**ENTRIES**
+-------+

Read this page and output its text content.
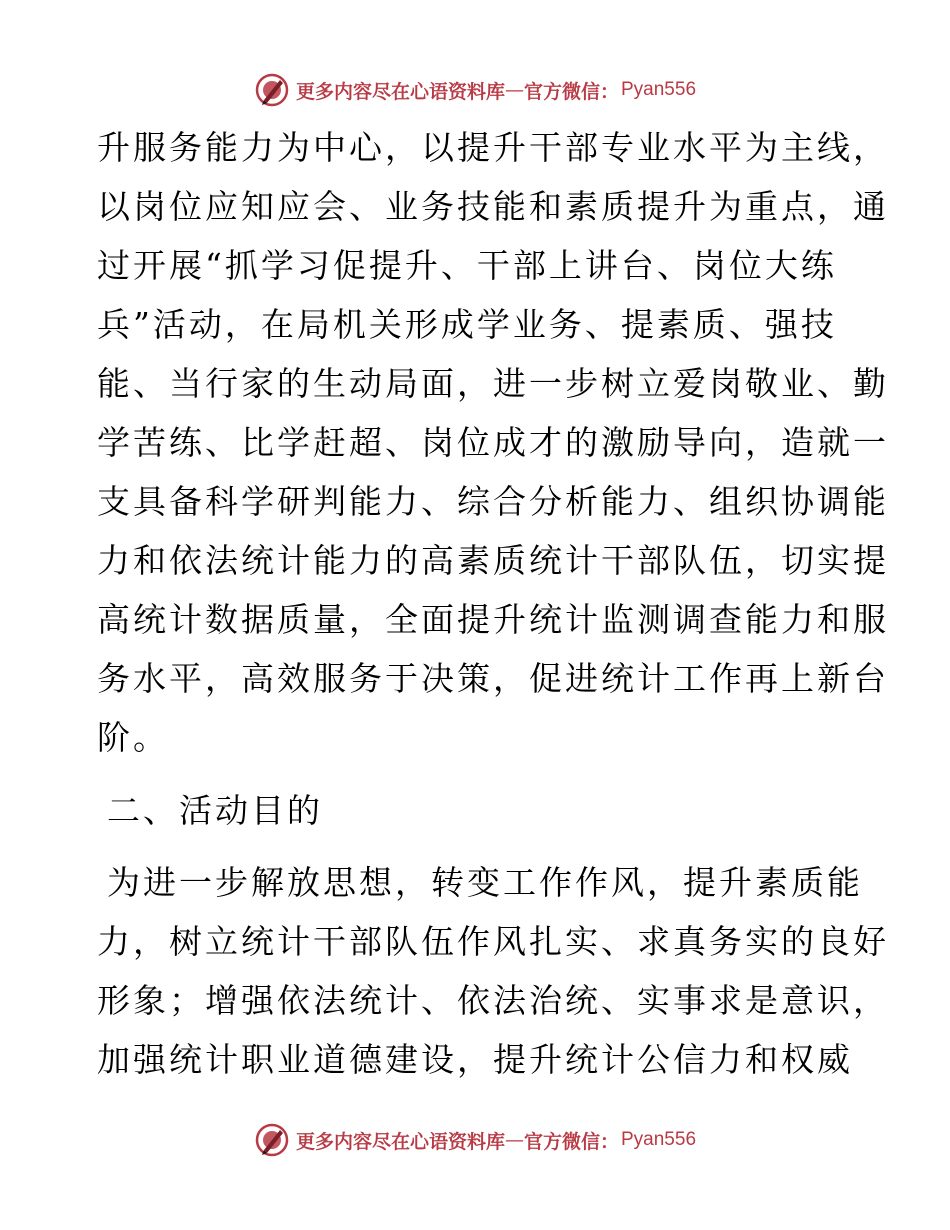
更多内容尽在心语资料库 — 官方微信： Pyan556
升服务能力为中心，以提升干部专业水平为主线，
以岗位应知应会、业务技能和素质提升为重点，通
过开展“抓学习促提升、干部上讲台、岗位大练
兵”活动，在局机关形成学业务、提素质、强技
能、当行家的生动局面，进一步树立爱岗敬业、勤
学苦练、比学赶超、岗位成才的激励导向，造就一
支具备科学研判能力、综合分析能力、组织协调能
力和依法统计能力的高素质统计干部队伍，切实提
高统计数据质量，全面提升统计监测调查能力和服
务水平，高效服务于决策，促进统计工作再上新台
阶。
二、活动目的
为进一步解放思想，转变工作作风，提升素质能
力，树立统计干部队伍作风扎实、求真务实的良好
形象；增强依法统计、依法治统、实事求是意识，
加强统计职业道德建设，提升统计公信力和权威
更多内容尽在心语资料库 — 官方微信： Pyan556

+-------+

Repeat the records in full, exactly as they appear, without the pictures.

**EXERCISE RESULT**
Read this page and output its text content.
更多内容尽在心语资料库 — 官方微信： Pyan556
升服务能力为中心，以提升干部专业水平为主线，
以岗位应知应会、业务技能和素质提升为重点，通
过开展“抓学习促提升、干部上讲台、岗位大练
兵”活动，在局机关形成学业务、提素质、强技
能、当行家的生动局面，进一步树立爱岗敬业、勤
学苦练、比学赶超、岗位成才的激励导向，造就一
支具备科学研判能力、综合分析能力、组织协调能
力和依法统计能力的高素质统计干部队伍，切实提
高统计数据质量，全面提升统计监测调查能力和服
务水平，高效服务于决策，促进统计工作再上新台
阶。
二、活动目的
为进一步解放思想，转变工作作风，提升素质能
力，树立统计干部队伍作风扎实、求真务实的良好
形象；增强依法统计、依法治统、实事求是意识，
加强统计职业道德建设，提升统计公信力和权威
更多内容尽在心语资料库 — 官方微信： Pyan556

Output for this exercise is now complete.